** RECORDS FOR THE EXERCISE **

-=-=-

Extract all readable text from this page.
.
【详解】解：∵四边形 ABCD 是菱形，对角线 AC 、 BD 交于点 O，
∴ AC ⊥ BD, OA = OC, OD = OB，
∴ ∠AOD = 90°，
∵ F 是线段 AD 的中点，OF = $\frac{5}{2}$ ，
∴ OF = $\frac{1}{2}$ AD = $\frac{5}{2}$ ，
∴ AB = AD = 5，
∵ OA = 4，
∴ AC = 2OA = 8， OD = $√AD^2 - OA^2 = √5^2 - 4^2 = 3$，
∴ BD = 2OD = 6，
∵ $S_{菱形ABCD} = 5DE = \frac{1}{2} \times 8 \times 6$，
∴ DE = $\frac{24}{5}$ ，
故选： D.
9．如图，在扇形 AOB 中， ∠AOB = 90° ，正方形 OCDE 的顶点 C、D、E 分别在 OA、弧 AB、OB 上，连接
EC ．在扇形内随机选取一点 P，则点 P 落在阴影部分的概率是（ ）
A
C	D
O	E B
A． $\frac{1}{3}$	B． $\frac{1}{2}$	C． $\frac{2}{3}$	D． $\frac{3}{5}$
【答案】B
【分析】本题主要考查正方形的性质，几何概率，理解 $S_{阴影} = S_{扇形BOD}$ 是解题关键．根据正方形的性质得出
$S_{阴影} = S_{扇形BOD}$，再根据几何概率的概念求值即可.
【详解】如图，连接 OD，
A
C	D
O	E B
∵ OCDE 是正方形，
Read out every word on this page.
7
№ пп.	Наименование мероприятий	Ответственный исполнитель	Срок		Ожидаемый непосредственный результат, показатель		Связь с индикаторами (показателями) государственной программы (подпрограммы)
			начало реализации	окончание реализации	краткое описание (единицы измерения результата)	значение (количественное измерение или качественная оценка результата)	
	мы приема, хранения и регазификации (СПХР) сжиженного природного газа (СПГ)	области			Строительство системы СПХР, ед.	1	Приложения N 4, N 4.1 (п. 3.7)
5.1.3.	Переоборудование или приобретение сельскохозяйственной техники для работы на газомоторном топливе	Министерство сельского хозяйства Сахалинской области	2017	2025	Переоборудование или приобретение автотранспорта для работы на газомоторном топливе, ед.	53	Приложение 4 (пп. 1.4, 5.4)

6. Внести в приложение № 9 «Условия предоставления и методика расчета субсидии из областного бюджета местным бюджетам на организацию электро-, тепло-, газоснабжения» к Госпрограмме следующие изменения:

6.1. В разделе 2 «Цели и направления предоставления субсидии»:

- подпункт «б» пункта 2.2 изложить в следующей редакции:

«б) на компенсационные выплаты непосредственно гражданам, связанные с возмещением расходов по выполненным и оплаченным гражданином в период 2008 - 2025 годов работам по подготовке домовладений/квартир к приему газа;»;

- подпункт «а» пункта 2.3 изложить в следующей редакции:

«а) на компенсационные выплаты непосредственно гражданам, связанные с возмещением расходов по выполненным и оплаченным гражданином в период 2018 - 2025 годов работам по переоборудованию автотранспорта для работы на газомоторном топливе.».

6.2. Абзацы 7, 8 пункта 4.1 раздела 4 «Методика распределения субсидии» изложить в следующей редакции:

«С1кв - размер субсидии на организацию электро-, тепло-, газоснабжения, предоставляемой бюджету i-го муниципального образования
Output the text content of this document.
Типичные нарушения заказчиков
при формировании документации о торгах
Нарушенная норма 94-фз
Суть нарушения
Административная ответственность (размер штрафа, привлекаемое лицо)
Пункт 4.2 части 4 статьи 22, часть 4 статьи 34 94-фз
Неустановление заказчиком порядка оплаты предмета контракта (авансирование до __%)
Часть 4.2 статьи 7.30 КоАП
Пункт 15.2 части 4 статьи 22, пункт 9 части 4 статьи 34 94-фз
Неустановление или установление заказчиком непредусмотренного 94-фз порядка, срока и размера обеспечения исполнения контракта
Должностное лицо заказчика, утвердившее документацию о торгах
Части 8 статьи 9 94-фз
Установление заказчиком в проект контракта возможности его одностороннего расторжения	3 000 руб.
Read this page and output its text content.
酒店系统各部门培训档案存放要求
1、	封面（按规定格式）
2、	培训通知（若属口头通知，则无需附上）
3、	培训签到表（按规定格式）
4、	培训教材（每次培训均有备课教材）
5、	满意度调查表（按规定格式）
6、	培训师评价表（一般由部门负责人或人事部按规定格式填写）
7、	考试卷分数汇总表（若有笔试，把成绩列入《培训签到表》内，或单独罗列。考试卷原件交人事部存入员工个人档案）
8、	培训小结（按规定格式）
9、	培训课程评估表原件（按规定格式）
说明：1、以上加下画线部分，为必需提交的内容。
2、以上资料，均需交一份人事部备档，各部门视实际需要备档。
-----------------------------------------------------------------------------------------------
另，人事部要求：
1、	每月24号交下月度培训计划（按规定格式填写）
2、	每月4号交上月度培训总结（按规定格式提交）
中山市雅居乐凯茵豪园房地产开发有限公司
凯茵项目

-=-=-

** REQUEST **
Using the entries above, find all lines with "редакции". Copy them.

** WORKED ANSWER **
- подпункт «б» пункта 2.2 изложить в следующей редакции:
- подпункт «а» пункта 2.3 изложить в следующей редакции:
6.2. Абзацы 7, 8 пункта 4.1 раздела 4 «Методика распределения субсидии» изложить в следующей редакции:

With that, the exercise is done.